- [GIVEN INSTRUCTION] Reproduce the records below in full and without edits, omitting images.

- [DATA LISTING]
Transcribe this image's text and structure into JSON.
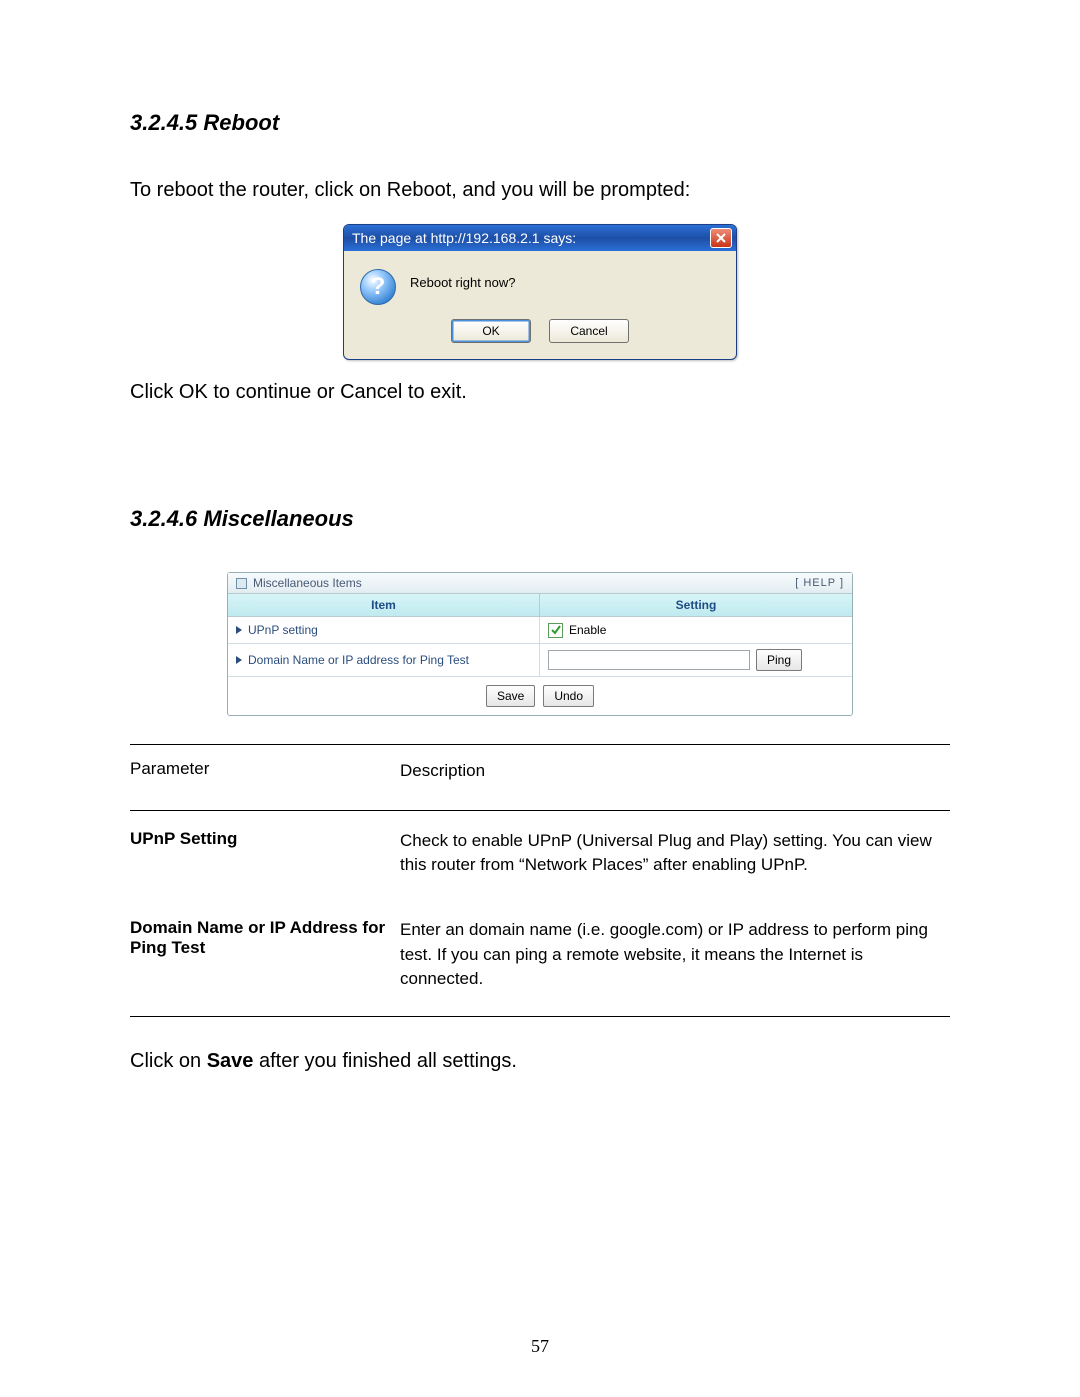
{
  "sections": {
    "reboot": {
      "heading": "3.2.4.5 Reboot",
      "intro": "To reboot the router, click on Reboot, and you will be prompted:",
      "post_dialog": "Click OK to continue or Cancel to exit."
    },
    "misc": {
      "heading": "3.2.4.6 Miscellaneous",
      "save_note_prefix": "Click on ",
      "save_note_bold": "Save",
      "save_note_suffix": " after you finished all settings."
    }
  },
  "xp_dialog": {
    "title": "The page at http://192.168.2.1 says:",
    "question_glyph": "?",
    "message": "Reboot right now?",
    "ok_label": "OK",
    "cancel_label": "Cancel"
  },
  "router_panel": {
    "title": "Miscellaneous Items",
    "help_label": "[ HELP ]",
    "col_item": "Item",
    "col_setting": "Setting",
    "rows": {
      "upnp": {
        "label": "UPnP setting",
        "enable_label": "Enable",
        "checked": true
      },
      "ping": {
        "label": "Domain Name or IP address for Ping Test",
        "input_value": "",
        "button_label": "Ping"
      }
    },
    "save_label": "Save",
    "undo_label": "Undo"
  },
  "desc_table": {
    "head_param": "Parameter",
    "head_desc": "Description",
    "rows": [
      {
        "param": "UPnP Setting",
        "desc": "Check to enable UPnP (Universal Plug and Play) setting. You can view this router from “Network Places” after enabling UPnP."
      },
      {
        "param": "Domain Name or IP Address for Ping Test",
        "desc": "Enter an domain name (i.e. google.com) or IP address to perform ping test. If you can ping a remote website, it means the Internet is connected."
      }
    ]
  },
  "page_number": "57"
}
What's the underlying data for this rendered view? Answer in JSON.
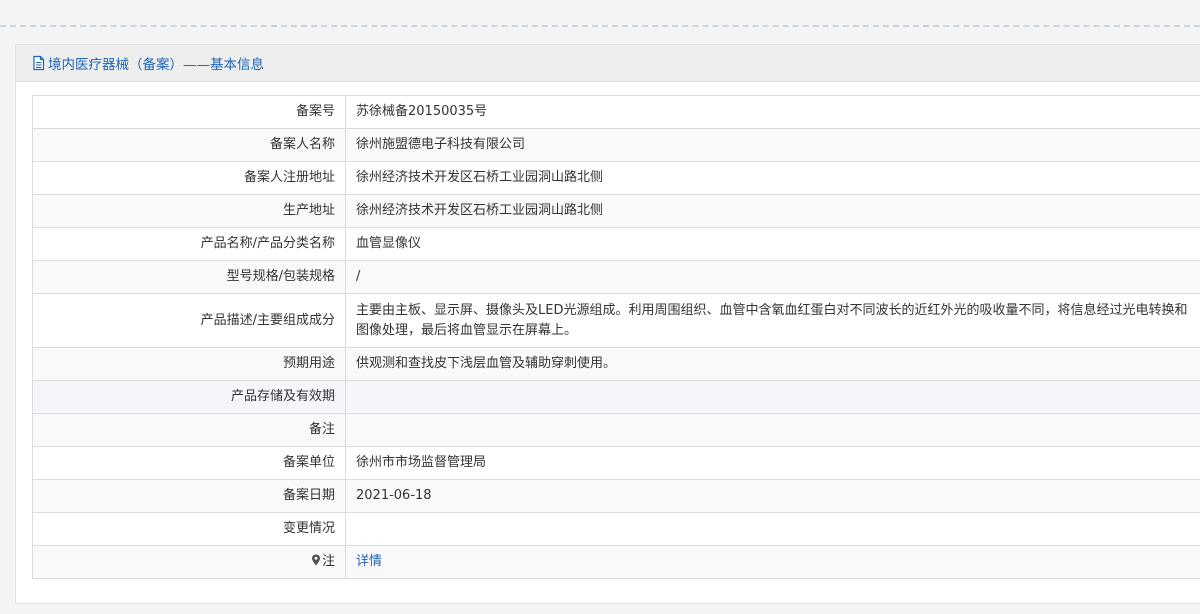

- [CORRECT RESULT]
Transcribe this image's text and structure into JSON.
{
  "sections": {
    "reboot": {
      "heading": "3.2.4.5 Reboot",
      "intro": "To reboot the router, click on Reboot, and you will be prompted:",
      "post_dialog": "Click OK to continue or Cancel to exit."
    },
    "misc": {
      "heading": "3.2.4.6 Miscellaneous",
      "save_note_prefix": "Click on ",
      "save_note_bold": "Save",
      "save_note_suffix": " after you finished all settings."
    }
  },
  "xp_dialog": {
    "title": "The page at http://192.168.2.1 says:",
    "question_glyph": "?",
    "message": "Reboot right now?",
    "ok_label": "OK",
    "cancel_label": "Cancel"
  },
  "router_panel": {
    "title": "Miscellaneous Items",
    "help_label": "[ HELP ]",
    "col_item": "Item",
    "col_setting": "Setting",
    "rows": {
      "upnp": {
        "label": "UPnP setting",
        "enable_label": "Enable",
        "checked": true
      },
      "ping": {
        "label": "Domain Name or IP address for Ping Test",
        "input_value": "",
        "button_label": "Ping"
      }
    },
    "save_label": "Save",
    "undo_label": "Undo"
  },
  "desc_table": {
    "head_param": "Parameter",
    "head_desc": "Description",
    "rows": [
      {
        "param": "UPnP Setting",
        "desc": "Check to enable UPnP (Universal Plug and Play) setting. You can view this router from “Network Places” after enabling UPnP."
      },
      {
        "param": "Domain Name or IP Address for Ping Test",
        "desc": "Enter an domain name (i.e. google.com) or IP address to perform ping test. If you can ping a remote website, it means the Internet is connected."
      }
    ]
  },
  "page_number": "57"
}
What's the underlying data for this rendered view? Answer in JSON.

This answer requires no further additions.